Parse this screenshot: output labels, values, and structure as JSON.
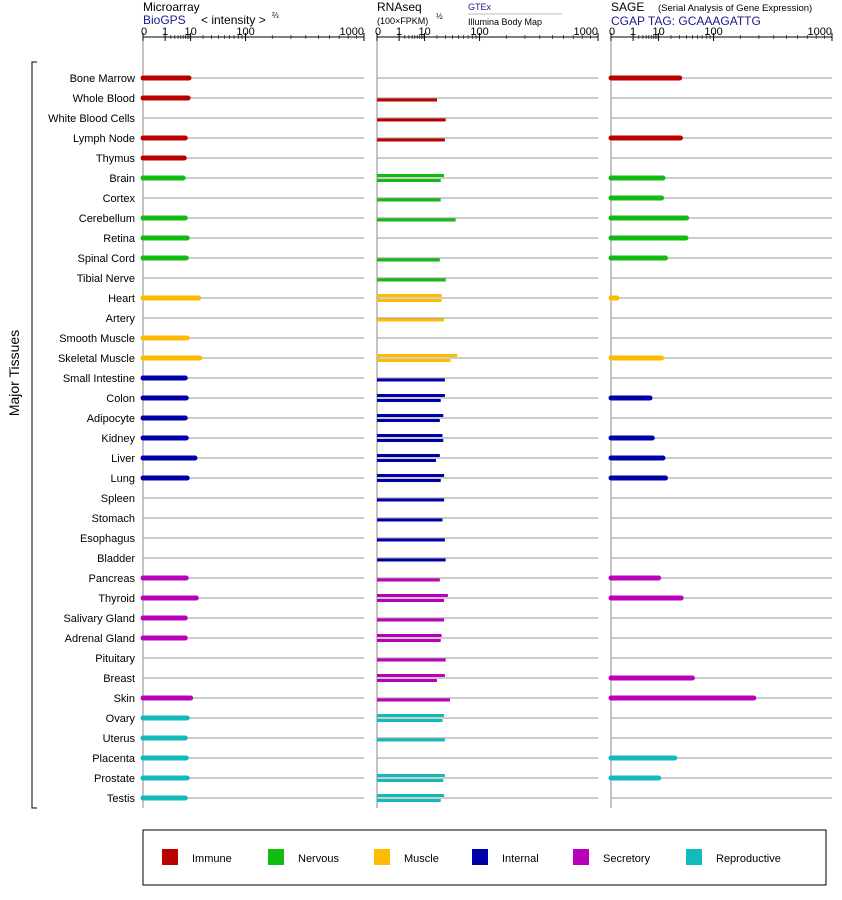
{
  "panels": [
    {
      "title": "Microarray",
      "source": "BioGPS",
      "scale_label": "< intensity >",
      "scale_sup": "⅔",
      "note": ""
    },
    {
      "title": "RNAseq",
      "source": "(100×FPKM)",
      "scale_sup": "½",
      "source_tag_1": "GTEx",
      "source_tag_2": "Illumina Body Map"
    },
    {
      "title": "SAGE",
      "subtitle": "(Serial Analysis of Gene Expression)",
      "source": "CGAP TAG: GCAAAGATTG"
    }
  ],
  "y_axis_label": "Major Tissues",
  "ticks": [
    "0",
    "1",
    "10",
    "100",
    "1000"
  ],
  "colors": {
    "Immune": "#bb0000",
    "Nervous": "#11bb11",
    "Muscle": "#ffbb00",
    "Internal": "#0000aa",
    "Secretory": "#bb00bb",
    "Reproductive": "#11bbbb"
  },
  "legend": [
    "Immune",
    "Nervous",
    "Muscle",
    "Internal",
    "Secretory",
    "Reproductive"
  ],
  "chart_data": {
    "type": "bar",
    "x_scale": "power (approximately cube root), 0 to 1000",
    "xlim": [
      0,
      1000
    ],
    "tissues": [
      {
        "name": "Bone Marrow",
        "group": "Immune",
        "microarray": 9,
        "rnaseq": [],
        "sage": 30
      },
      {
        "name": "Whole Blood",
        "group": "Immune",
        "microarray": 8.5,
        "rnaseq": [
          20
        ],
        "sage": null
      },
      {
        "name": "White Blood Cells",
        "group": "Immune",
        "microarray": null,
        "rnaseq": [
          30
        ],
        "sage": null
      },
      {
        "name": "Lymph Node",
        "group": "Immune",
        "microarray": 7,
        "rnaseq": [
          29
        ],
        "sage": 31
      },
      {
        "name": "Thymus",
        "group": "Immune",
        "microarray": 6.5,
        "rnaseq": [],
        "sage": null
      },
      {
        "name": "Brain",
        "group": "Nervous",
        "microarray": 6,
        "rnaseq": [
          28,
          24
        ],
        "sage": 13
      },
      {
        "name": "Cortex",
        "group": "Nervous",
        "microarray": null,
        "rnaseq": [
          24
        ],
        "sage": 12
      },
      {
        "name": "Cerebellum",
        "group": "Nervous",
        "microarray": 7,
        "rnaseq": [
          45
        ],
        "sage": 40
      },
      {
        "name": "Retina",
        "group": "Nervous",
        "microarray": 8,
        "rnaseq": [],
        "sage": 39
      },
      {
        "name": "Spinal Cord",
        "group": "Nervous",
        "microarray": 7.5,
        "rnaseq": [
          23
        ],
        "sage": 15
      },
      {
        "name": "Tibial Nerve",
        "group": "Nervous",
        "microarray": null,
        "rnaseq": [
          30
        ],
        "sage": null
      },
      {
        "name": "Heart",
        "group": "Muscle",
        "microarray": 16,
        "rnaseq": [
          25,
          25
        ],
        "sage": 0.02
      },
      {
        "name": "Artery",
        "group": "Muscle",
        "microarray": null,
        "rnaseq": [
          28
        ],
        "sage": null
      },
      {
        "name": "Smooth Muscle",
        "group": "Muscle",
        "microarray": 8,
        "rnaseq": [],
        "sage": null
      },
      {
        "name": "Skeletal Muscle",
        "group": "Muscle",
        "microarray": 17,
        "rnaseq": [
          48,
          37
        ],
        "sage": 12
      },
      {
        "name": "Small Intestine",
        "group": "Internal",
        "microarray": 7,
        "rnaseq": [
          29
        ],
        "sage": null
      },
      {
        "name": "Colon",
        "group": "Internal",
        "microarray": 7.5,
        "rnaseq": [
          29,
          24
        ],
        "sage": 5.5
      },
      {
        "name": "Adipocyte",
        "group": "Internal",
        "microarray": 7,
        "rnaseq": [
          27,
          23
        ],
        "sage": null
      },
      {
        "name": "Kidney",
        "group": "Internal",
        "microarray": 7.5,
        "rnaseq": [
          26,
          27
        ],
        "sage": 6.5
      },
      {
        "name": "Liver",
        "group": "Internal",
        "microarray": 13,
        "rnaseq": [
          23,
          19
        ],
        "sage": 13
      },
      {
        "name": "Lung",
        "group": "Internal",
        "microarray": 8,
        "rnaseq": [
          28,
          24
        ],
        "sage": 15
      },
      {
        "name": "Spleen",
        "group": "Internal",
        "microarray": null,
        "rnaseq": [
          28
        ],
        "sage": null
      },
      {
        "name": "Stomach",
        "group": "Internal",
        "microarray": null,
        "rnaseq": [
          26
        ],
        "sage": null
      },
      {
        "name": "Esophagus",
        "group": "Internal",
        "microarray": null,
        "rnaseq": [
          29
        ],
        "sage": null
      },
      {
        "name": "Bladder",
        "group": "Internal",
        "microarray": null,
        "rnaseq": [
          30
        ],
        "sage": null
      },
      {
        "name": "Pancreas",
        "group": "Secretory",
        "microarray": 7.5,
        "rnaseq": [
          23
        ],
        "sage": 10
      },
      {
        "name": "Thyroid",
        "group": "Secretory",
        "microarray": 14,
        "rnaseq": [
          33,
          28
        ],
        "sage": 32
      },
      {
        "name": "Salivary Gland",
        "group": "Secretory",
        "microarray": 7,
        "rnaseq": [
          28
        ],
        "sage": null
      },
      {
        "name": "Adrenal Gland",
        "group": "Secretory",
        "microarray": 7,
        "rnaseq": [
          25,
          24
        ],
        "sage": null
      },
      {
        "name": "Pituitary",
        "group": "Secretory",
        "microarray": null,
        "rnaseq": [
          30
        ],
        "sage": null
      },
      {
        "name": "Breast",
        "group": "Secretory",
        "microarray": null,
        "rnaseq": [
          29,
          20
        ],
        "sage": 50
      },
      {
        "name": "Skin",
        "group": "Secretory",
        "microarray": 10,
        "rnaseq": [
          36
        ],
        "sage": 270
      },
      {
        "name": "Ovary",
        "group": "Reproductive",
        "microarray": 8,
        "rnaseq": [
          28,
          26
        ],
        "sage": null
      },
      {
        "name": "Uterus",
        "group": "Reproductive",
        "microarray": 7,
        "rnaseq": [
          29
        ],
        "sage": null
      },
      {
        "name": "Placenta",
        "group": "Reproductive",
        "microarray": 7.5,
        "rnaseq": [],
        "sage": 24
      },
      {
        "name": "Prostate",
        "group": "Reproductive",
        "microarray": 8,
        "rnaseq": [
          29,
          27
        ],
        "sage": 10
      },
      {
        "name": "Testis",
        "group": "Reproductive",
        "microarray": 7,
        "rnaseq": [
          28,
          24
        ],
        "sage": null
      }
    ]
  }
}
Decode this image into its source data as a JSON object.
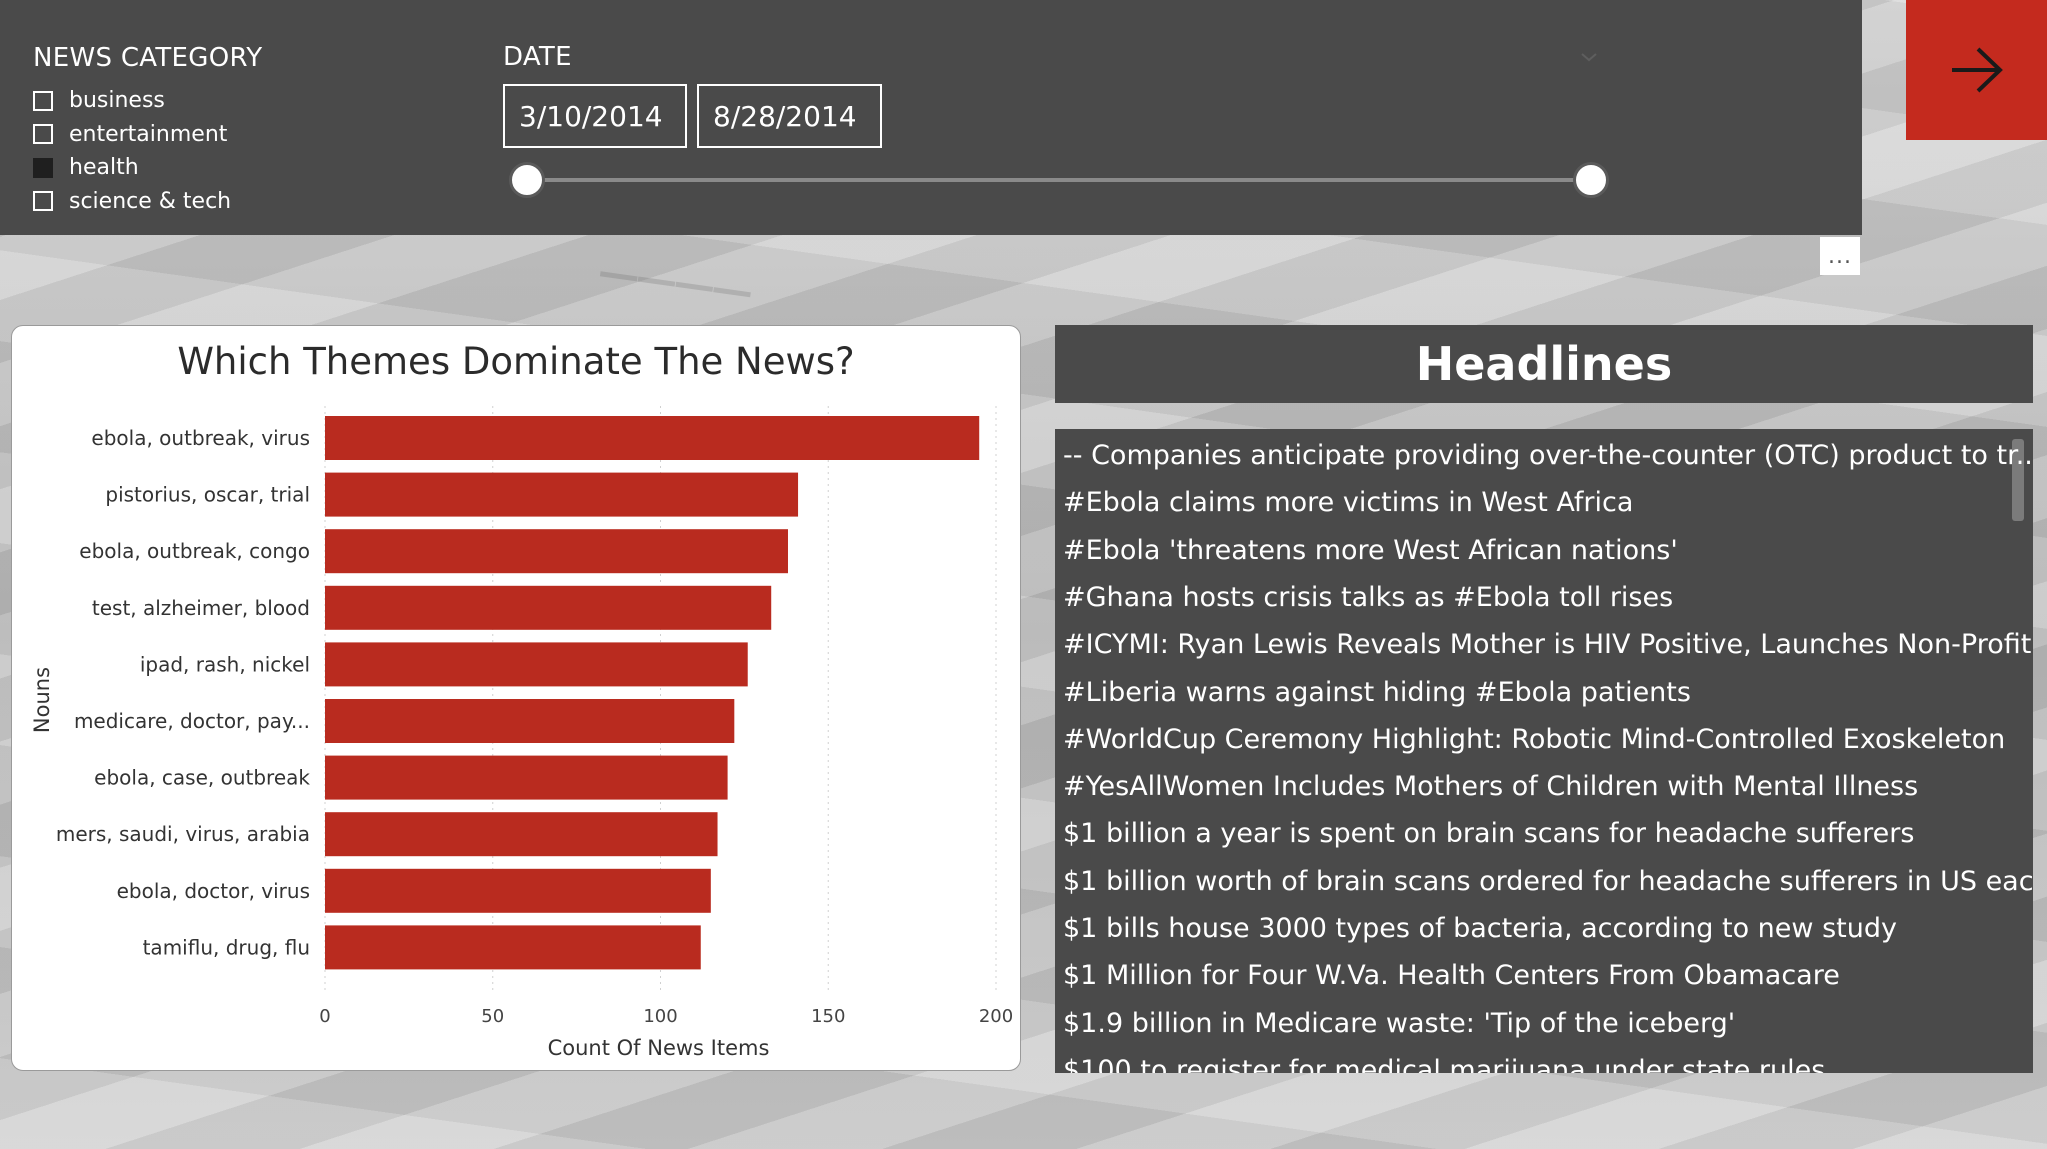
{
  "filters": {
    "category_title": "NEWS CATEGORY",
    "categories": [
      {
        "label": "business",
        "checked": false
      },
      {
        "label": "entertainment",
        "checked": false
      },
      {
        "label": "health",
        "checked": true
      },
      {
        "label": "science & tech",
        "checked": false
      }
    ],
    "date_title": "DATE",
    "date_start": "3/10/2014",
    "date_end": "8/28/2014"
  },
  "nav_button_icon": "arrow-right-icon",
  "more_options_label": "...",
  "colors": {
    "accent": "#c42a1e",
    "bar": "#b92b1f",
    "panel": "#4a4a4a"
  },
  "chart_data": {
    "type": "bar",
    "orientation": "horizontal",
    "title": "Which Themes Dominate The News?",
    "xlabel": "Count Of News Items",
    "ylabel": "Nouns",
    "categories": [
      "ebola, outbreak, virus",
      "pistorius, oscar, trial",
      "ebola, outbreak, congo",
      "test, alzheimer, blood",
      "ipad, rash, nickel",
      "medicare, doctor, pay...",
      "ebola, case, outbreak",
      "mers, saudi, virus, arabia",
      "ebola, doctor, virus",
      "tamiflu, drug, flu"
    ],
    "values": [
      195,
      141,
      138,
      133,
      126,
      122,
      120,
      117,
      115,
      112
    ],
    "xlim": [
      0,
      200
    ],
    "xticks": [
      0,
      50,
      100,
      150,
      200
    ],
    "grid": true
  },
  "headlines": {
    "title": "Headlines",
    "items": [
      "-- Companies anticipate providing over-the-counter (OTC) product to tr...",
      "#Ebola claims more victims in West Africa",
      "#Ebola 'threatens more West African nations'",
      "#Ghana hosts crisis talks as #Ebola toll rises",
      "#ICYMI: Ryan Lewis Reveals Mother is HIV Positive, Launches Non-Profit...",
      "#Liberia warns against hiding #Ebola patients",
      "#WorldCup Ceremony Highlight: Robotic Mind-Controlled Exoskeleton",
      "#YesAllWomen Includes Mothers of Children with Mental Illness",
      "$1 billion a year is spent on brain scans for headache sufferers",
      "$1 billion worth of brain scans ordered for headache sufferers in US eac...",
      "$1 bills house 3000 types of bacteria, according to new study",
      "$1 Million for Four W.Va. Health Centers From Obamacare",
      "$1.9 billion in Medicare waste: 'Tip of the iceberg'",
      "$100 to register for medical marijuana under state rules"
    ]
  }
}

• • • • •

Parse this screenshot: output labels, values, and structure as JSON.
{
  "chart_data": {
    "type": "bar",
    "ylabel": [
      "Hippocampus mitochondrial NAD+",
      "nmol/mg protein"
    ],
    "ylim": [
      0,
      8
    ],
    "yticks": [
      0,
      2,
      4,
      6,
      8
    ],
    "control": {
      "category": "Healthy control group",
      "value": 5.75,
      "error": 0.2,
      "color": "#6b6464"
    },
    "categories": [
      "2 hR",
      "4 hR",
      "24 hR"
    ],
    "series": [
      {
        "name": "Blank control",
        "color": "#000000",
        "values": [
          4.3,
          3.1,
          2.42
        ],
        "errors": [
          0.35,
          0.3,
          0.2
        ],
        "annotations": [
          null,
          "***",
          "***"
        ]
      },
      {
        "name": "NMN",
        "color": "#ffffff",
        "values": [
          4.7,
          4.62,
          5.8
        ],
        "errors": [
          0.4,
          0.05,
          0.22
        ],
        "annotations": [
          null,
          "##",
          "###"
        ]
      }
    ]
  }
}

• • • • •

Each line of the material that has "scans" in it should be counted; reply with that number alone.

• PROBLEM SOLUTION
2